— START —

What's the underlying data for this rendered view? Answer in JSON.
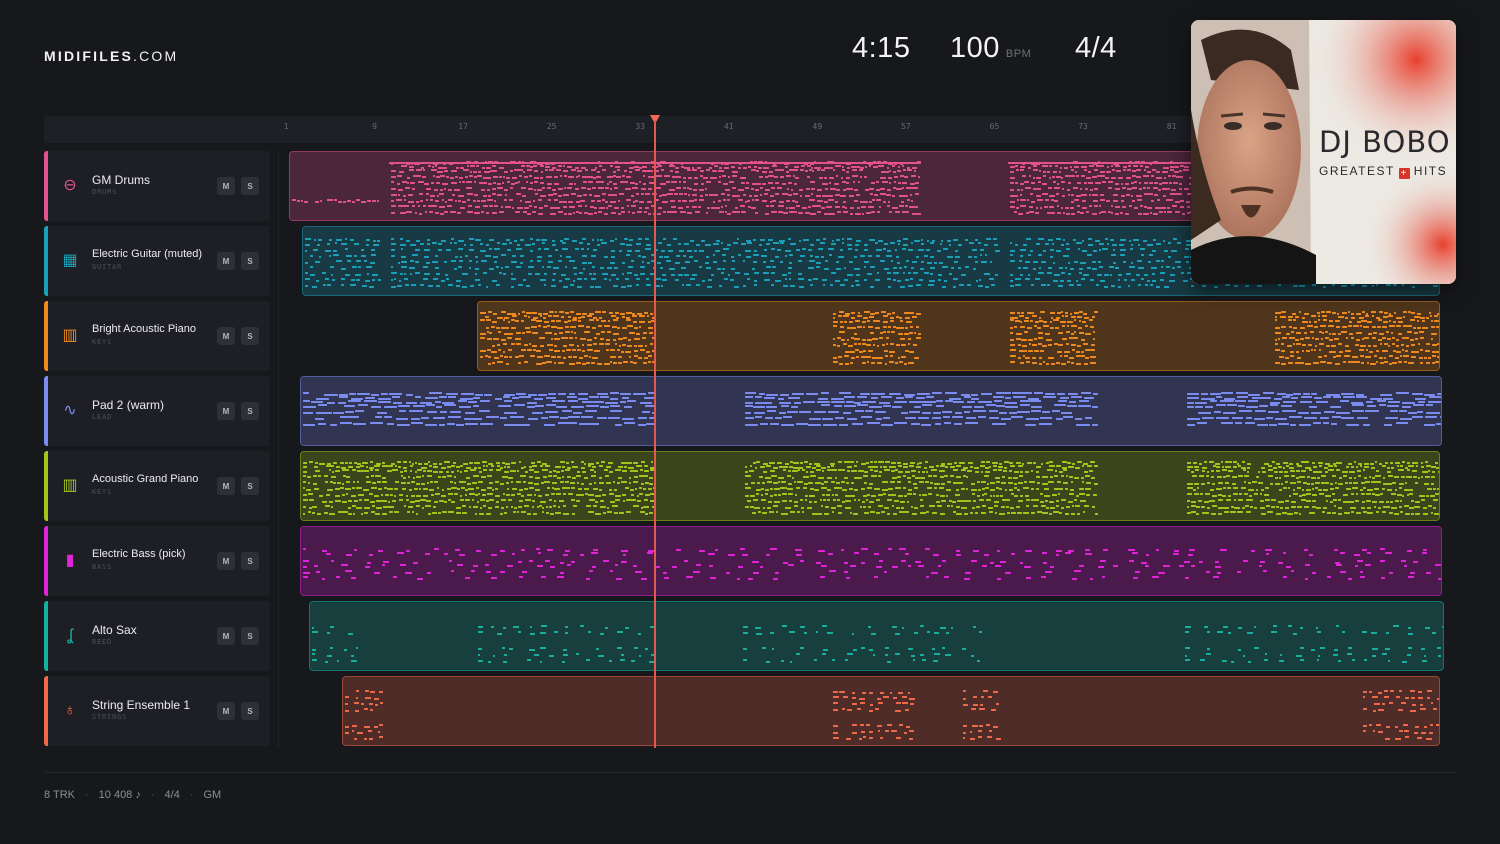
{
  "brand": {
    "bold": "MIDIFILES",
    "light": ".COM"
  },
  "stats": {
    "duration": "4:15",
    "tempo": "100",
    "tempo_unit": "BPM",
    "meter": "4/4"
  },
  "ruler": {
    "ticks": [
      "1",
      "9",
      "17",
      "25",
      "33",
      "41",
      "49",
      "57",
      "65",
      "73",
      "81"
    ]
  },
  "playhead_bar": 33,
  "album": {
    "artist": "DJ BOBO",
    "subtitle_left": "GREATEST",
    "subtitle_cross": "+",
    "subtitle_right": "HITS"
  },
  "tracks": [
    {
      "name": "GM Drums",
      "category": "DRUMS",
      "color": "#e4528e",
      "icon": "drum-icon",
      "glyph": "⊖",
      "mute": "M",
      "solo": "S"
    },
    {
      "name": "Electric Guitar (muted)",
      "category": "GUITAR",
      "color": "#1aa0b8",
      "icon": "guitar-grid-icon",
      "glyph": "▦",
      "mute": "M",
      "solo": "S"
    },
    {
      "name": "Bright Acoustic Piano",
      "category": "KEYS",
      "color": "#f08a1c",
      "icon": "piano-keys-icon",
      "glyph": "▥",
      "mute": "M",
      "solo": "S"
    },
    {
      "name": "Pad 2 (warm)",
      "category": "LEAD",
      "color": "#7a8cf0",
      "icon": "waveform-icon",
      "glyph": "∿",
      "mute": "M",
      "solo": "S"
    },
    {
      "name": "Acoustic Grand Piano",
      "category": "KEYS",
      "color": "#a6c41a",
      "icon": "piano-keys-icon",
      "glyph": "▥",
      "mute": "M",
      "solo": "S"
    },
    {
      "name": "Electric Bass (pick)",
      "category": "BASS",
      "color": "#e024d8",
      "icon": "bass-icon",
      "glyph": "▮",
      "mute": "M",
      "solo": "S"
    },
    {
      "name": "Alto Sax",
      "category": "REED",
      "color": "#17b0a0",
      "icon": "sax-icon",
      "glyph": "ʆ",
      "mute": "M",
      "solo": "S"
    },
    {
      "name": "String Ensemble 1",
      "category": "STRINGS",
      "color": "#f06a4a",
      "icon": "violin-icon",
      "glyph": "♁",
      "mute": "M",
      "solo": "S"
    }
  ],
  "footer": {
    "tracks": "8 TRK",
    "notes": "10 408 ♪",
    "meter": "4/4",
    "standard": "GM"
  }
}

— END —
— START —

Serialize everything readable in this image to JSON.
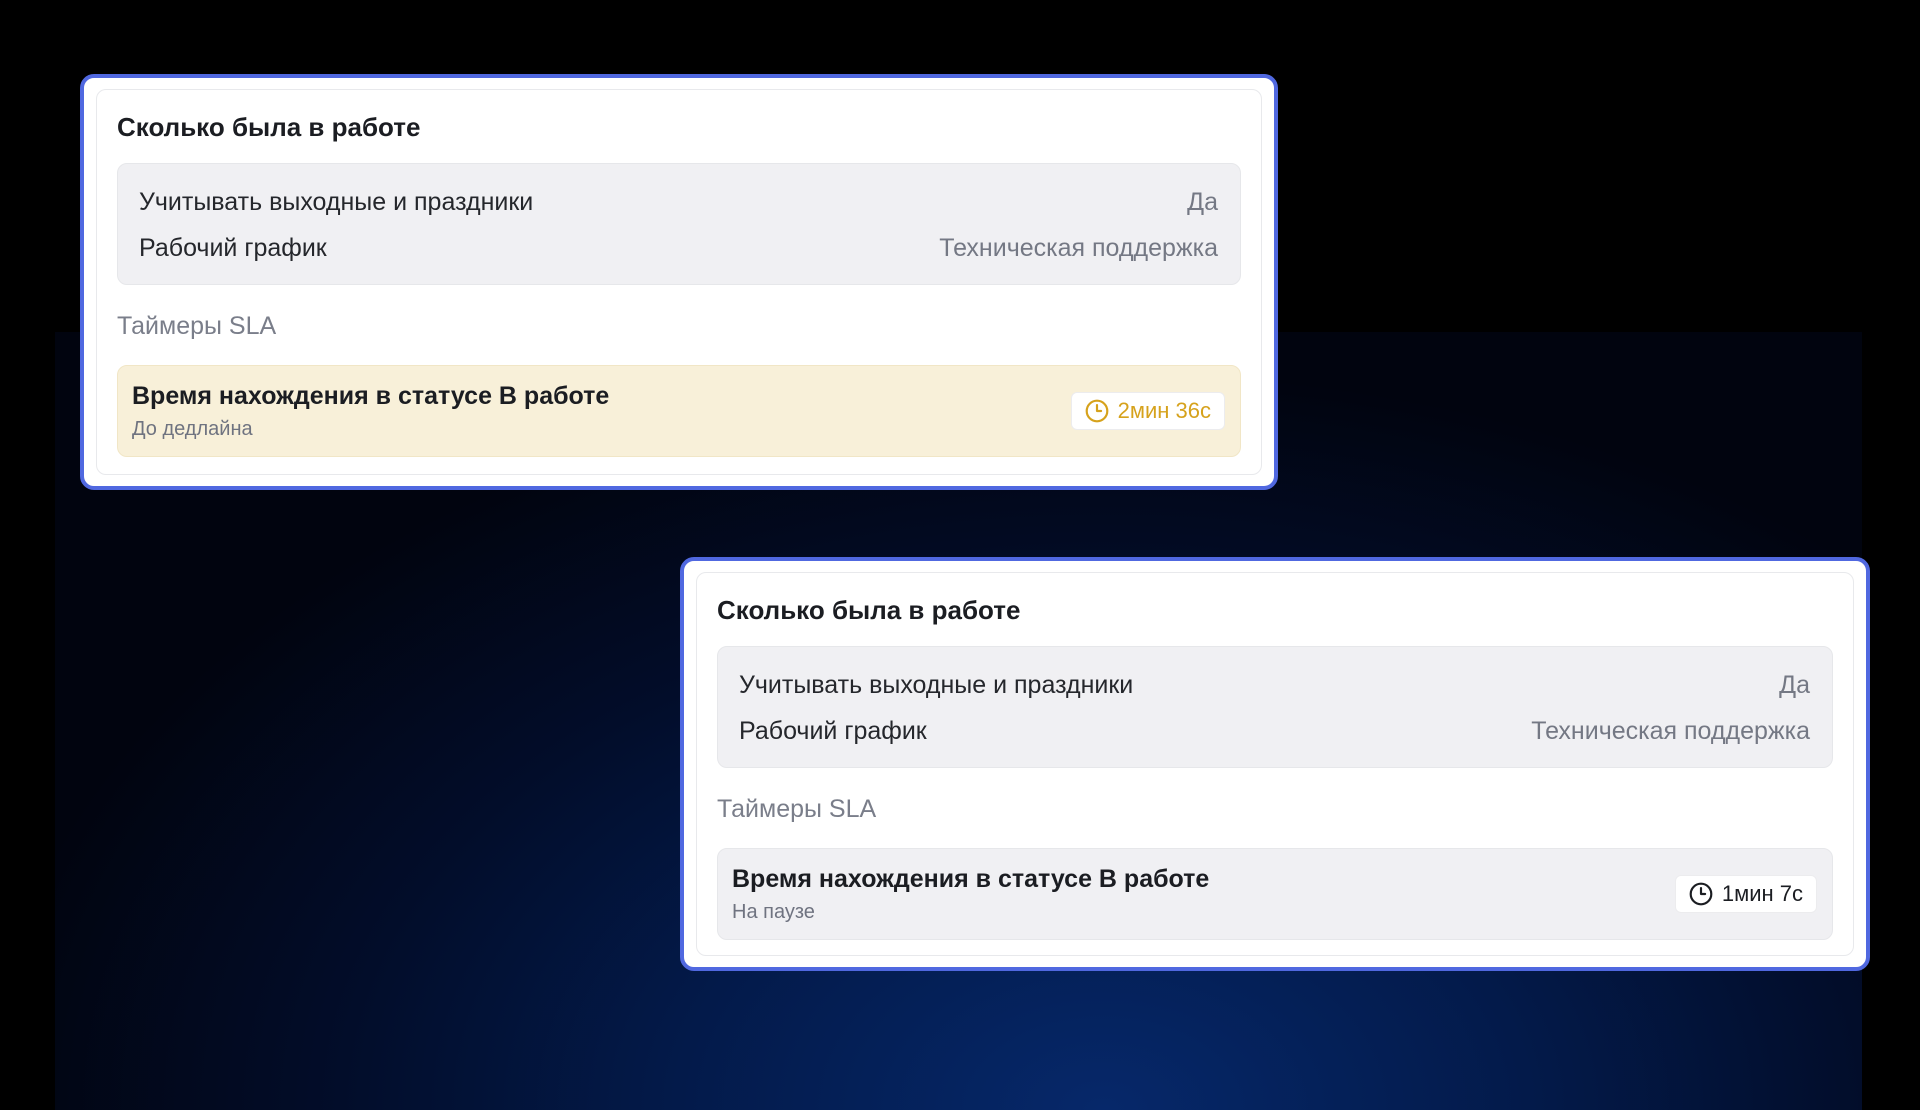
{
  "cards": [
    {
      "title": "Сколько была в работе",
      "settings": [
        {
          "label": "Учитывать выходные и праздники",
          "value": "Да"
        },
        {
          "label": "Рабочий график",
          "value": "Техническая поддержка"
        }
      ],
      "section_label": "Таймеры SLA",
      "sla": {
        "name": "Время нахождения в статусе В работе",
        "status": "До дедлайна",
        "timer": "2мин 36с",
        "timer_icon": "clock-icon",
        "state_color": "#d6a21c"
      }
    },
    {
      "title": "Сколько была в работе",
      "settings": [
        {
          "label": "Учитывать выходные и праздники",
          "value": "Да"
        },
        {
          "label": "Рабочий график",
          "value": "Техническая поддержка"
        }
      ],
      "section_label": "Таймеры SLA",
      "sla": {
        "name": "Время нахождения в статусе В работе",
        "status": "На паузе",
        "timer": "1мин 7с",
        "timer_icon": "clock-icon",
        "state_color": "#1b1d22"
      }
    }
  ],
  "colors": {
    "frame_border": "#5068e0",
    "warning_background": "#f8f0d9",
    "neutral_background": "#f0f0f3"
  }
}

— END —

# WHAT YOU ARE ASKED TO DO:
Return the lines of the records that include the string "name".

# FULL RESPONSE:
      "name": "GM Drums",
      "name": "Electric Guitar (muted)",
      "name": "Bright Acoustic Piano",
      "name": "Pad 2 (warm)",
      "name": "Acoustic Grand Piano",
      "name": "Electric Bass (pick)",
      "name": "Alto Sax",
      "name": "String Ensemble 1",
        "name": "Время нахождения в статусе В работе",
        "name": "Время нахождения в статусе В работе",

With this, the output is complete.